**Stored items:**
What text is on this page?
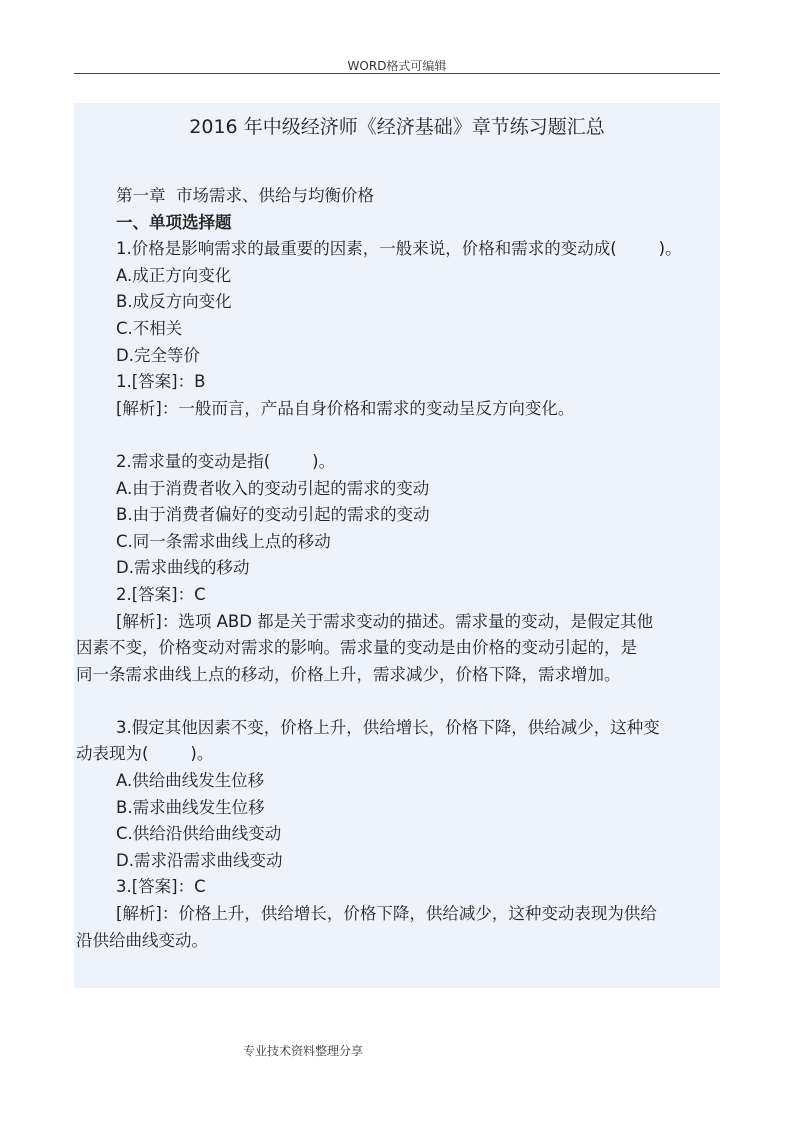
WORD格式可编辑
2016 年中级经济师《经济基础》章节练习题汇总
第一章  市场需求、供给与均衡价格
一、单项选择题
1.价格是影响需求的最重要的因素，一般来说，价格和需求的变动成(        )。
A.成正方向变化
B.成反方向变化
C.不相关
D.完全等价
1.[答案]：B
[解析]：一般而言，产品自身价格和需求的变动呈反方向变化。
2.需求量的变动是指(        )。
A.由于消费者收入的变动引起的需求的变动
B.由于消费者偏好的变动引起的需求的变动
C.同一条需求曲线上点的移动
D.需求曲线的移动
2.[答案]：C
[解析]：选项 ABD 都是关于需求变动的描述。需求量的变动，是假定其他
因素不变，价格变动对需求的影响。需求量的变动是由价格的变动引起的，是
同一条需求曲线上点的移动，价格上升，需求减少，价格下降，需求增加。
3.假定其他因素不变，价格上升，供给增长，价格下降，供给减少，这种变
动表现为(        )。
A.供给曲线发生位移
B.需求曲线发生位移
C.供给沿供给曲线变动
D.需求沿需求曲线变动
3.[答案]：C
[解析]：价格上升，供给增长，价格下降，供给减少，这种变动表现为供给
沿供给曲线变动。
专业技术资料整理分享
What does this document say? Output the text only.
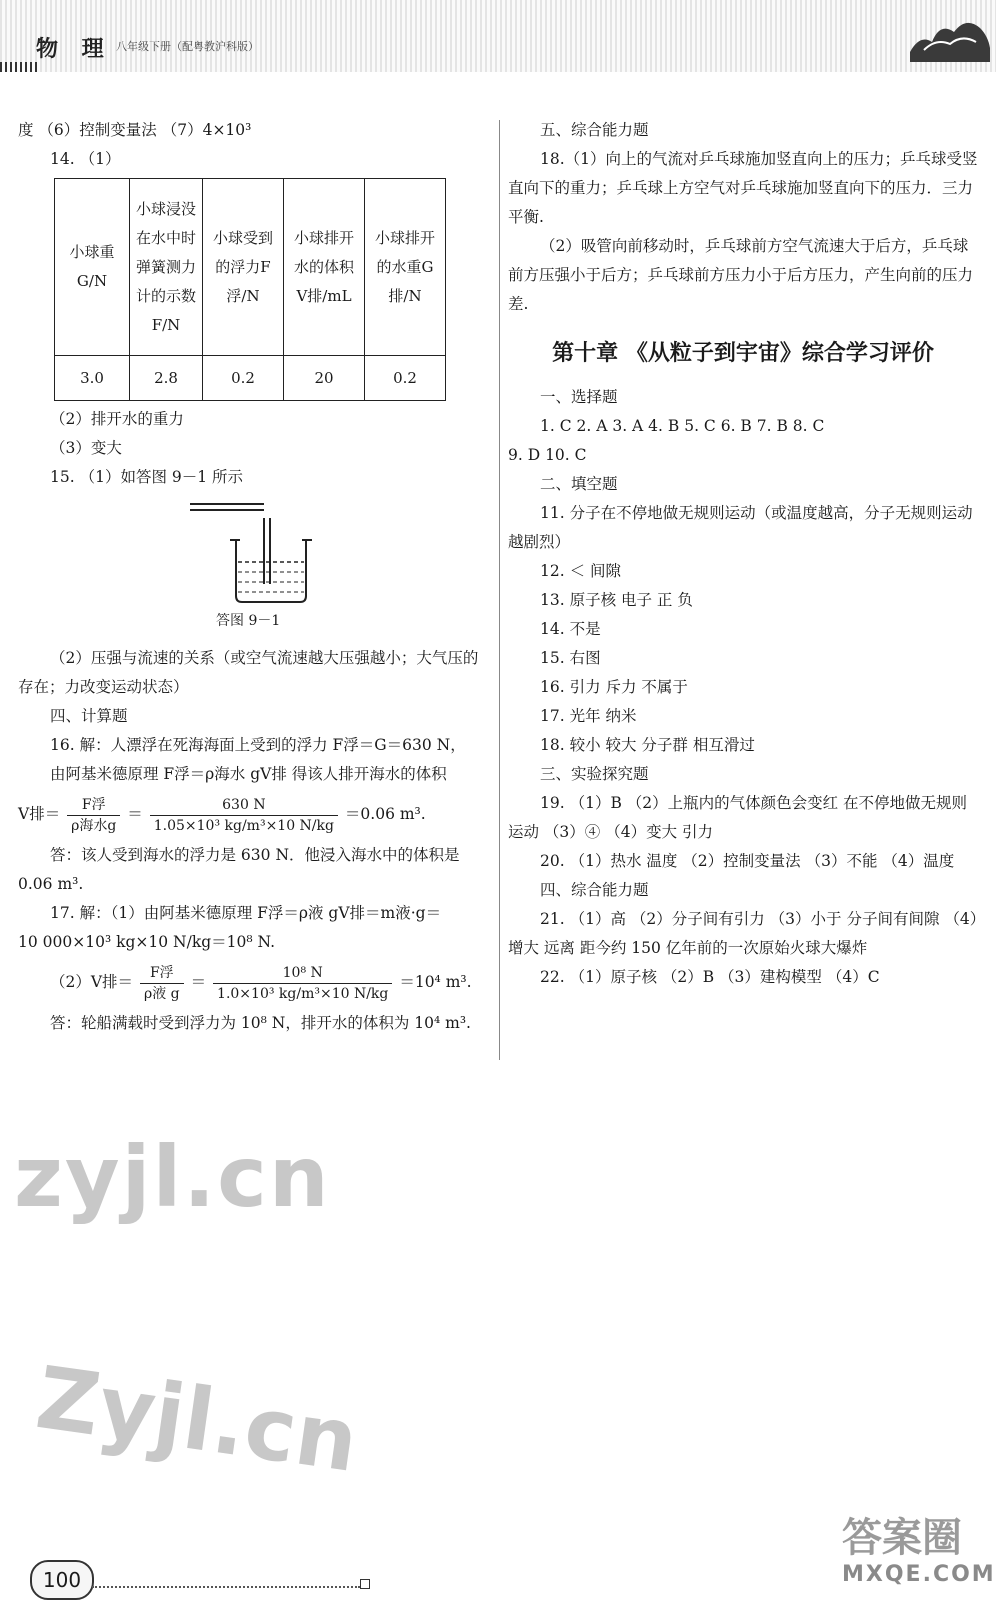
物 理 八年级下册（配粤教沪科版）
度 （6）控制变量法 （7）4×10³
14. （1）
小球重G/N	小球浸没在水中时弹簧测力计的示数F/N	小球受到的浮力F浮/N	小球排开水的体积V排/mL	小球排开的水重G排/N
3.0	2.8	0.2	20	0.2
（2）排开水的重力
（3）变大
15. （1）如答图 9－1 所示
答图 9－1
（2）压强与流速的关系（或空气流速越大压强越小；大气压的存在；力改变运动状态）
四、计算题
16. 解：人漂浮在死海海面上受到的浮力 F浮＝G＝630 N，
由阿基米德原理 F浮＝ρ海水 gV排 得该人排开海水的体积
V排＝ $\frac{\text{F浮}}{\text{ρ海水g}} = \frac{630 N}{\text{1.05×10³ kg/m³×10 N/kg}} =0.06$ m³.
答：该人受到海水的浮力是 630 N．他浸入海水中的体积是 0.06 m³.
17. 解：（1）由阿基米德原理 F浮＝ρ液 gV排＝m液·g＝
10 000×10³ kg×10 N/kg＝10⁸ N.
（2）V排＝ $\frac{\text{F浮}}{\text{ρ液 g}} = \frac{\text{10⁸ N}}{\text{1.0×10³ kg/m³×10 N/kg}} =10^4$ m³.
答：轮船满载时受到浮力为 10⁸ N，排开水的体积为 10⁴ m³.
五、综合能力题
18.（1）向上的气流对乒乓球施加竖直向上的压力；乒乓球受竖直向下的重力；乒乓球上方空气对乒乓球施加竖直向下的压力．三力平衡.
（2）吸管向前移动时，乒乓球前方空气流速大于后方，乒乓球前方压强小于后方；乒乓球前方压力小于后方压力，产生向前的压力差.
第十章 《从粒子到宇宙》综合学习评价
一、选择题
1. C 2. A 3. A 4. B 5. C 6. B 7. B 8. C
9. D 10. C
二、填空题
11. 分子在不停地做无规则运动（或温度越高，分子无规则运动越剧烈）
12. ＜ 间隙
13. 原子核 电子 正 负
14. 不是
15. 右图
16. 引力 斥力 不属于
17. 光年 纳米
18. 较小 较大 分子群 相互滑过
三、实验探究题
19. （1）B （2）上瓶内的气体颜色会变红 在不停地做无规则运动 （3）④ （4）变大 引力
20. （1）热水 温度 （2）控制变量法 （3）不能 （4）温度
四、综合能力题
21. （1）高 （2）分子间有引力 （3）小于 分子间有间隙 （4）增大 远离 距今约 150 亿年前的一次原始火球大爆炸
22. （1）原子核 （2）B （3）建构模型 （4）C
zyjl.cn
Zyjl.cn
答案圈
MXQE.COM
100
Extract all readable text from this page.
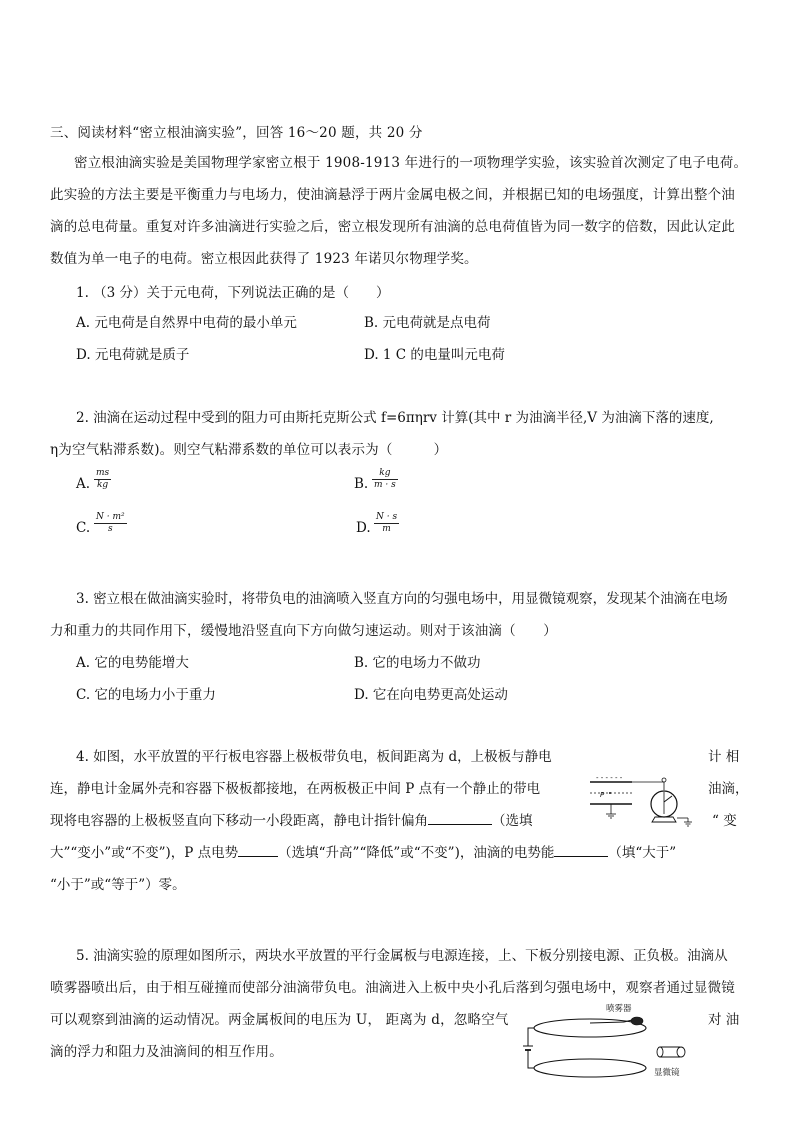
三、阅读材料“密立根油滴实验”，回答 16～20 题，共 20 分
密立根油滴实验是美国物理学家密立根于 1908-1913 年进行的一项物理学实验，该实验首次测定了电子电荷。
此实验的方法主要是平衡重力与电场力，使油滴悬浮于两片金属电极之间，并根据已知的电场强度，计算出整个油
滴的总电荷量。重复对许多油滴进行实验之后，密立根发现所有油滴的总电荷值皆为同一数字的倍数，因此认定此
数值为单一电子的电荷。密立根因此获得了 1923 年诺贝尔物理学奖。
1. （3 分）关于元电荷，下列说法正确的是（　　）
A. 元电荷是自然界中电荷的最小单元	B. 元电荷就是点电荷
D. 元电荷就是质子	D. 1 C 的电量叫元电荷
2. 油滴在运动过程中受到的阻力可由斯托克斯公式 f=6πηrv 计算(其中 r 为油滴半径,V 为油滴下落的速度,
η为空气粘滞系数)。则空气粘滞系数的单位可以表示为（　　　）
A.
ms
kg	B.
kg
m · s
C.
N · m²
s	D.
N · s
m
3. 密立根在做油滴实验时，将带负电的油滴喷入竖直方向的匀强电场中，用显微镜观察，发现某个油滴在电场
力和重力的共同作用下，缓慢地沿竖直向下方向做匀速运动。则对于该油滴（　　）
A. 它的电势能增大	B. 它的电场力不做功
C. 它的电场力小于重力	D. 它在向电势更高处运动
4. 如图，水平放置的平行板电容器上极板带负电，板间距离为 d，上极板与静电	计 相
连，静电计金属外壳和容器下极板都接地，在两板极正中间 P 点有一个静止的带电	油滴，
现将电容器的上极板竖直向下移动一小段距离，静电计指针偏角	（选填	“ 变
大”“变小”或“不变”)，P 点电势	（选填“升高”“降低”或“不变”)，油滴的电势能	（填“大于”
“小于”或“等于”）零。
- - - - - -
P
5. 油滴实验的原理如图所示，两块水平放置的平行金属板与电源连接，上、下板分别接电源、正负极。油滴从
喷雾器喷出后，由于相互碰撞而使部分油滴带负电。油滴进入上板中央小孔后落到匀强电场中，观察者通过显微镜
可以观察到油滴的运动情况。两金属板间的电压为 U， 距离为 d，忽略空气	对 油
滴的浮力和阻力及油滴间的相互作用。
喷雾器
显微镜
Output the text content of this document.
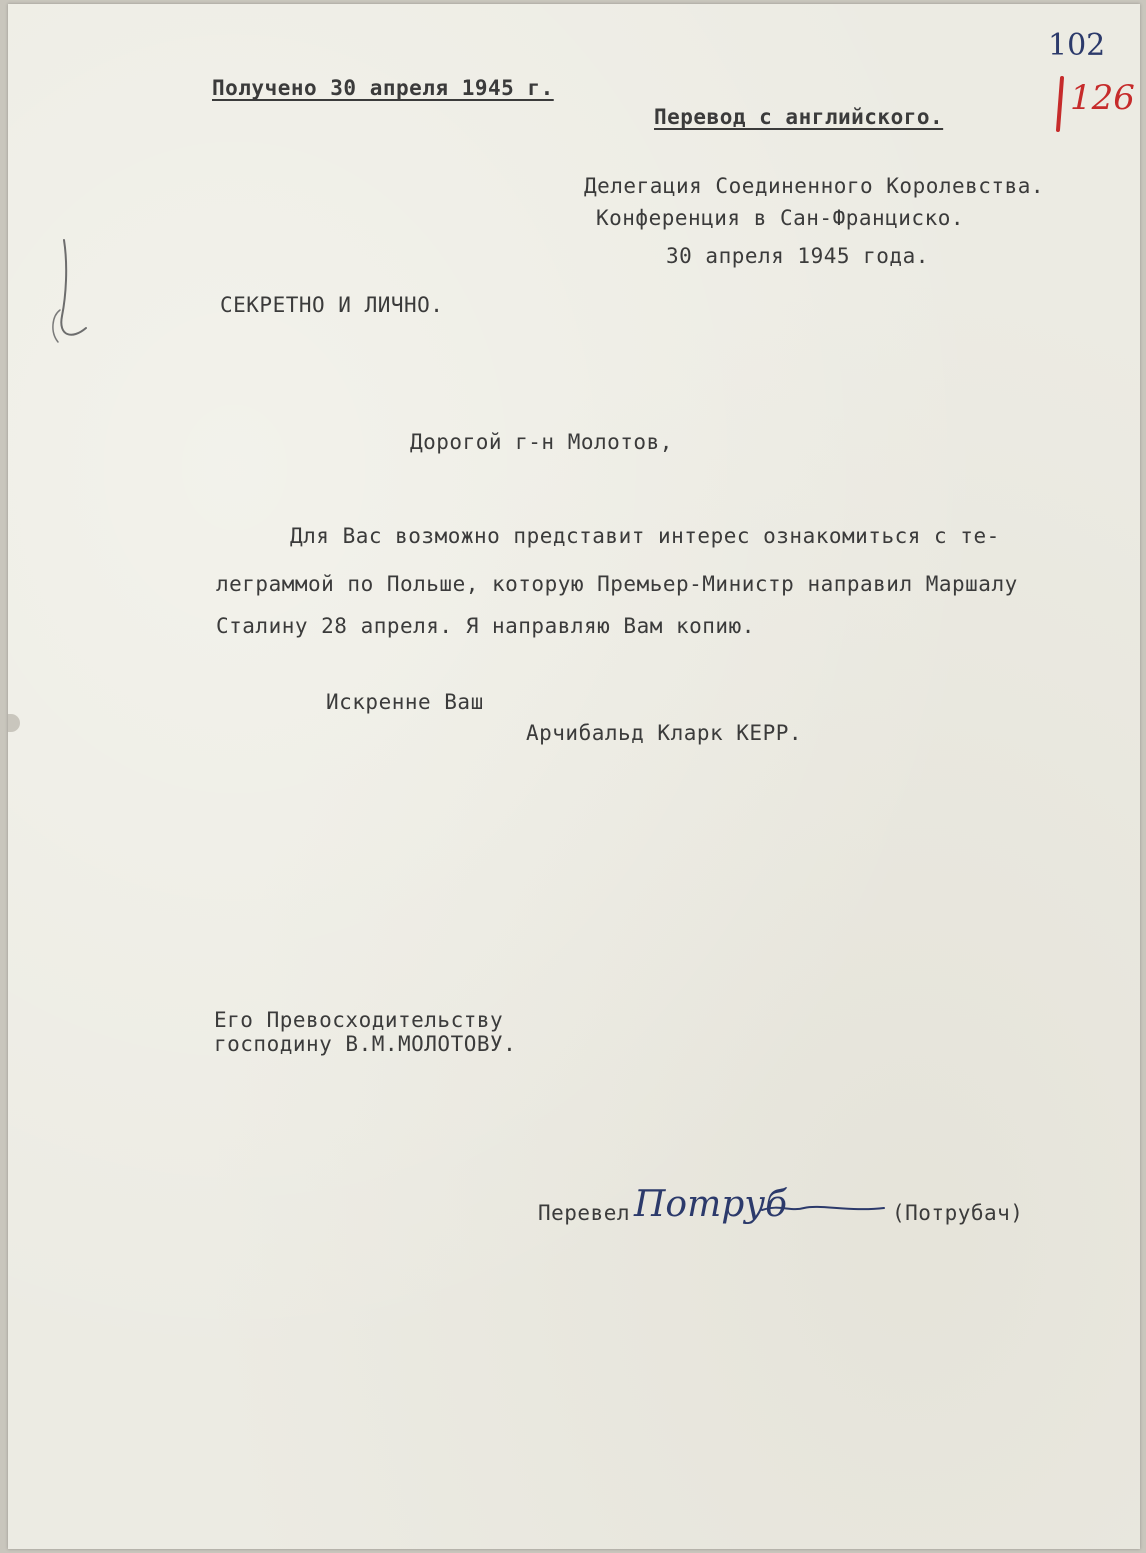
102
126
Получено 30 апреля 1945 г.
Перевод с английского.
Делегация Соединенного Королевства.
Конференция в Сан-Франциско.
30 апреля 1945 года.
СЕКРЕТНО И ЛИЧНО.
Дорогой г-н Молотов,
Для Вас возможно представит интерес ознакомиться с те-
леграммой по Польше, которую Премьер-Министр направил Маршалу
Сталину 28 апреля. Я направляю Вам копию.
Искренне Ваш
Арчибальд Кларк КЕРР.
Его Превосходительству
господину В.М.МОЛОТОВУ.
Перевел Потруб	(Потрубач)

**PROBLEM REQUIREMENTS:**
Extract, exactly as written, the span of lines from the one holding "Extract all readable text from this page." through the last line, inclusive. Skip any picture.

**FINISHED EXERCISE:**
Extract all readable text from this page.
三、阅读材料“密立根油滴实验”，回答 16～20 题，共 20 分
密立根油滴实验是美国物理学家密立根于 1908-1913 年进行的一项物理学实验，该实验首次测定了电子电荷。
此实验的方法主要是平衡重力与电场力，使油滴悬浮于两片金属电极之间，并根据已知的电场强度，计算出整个油
滴的总电荷量。重复对许多油滴进行实验之后，密立根发现所有油滴的总电荷值皆为同一数字的倍数，因此认定此
数值为单一电子的电荷。密立根因此获得了 1923 年诺贝尔物理学奖。
1. （3 分）关于元电荷，下列说法正确的是（　　）
A. 元电荷是自然界中电荷的最小单元	B. 元电荷就是点电荷
D. 元电荷就是质子	D. 1 C 的电量叫元电荷
2. 油滴在运动过程中受到的阻力可由斯托克斯公式 f=6πηrv 计算(其中 r 为油滴半径,V 为油滴下落的速度,
η为空气粘滞系数)。则空气粘滞系数的单位可以表示为（　　　）
A.
ms
kg	B.
kg
m · s
C.
N · m²
s	D.
N · s
m
3. 密立根在做油滴实验时，将带负电的油滴喷入竖直方向的匀强电场中，用显微镜观察，发现某个油滴在电场
力和重力的共同作用下，缓慢地沿竖直向下方向做匀速运动。则对于该油滴（　　）
A. 它的电势能增大	B. 它的电场力不做功
C. 它的电场力小于重力	D. 它在向电势更高处运动
4. 如图，水平放置的平行板电容器上极板带负电，板间距离为 d，上极板与静电	计 相
连，静电计金属外壳和容器下极板都接地，在两板极正中间 P 点有一个静止的带电	油滴，
现将电容器的上极板竖直向下移动一小段距离，静电计指针偏角	（选填	“ 变
大”“变小”或“不变”)，P 点电势	（选填“升高”“降低”或“不变”)，油滴的电势能	（填“大于”
“小于”或“等于”）零。
- - - - - -
P
5. 油滴实验的原理如图所示，两块水平放置的平行金属板与电源连接，上、下板分别接电源、正负极。油滴从
喷雾器喷出后，由于相互碰撞而使部分油滴带负电。油滴进入上板中央小孔后落到匀强电场中，观察者通过显微镜
可以观察到油滴的运动情况。两金属板间的电压为 U， 距离为 d，忽略空气	对 油
滴的浮力和阻力及油滴间的相互作用。
喷雾器
显微镜
Output the text content of this document.
102
126
Получено 30 апреля 1945 г.
Перевод с английского.
Делегация Соединенного Королевства.
Конференция в Сан-Франциско.
30 апреля 1945 года.
СЕКРЕТНО И ЛИЧНО.
Дорогой г-н Молотов,
Для Вас возможно представит интерес ознакомиться с те-
леграммой по Польше, которую Премьер-Министр направил Маршалу
Сталину 28 апреля. Я направляю Вам копию.
Искренне Ваш
Арчибальд Кларк КЕРР.
Его Превосходительству
господину В.М.МОЛОТОВУ.
Перевел Потруб	(Потрубач)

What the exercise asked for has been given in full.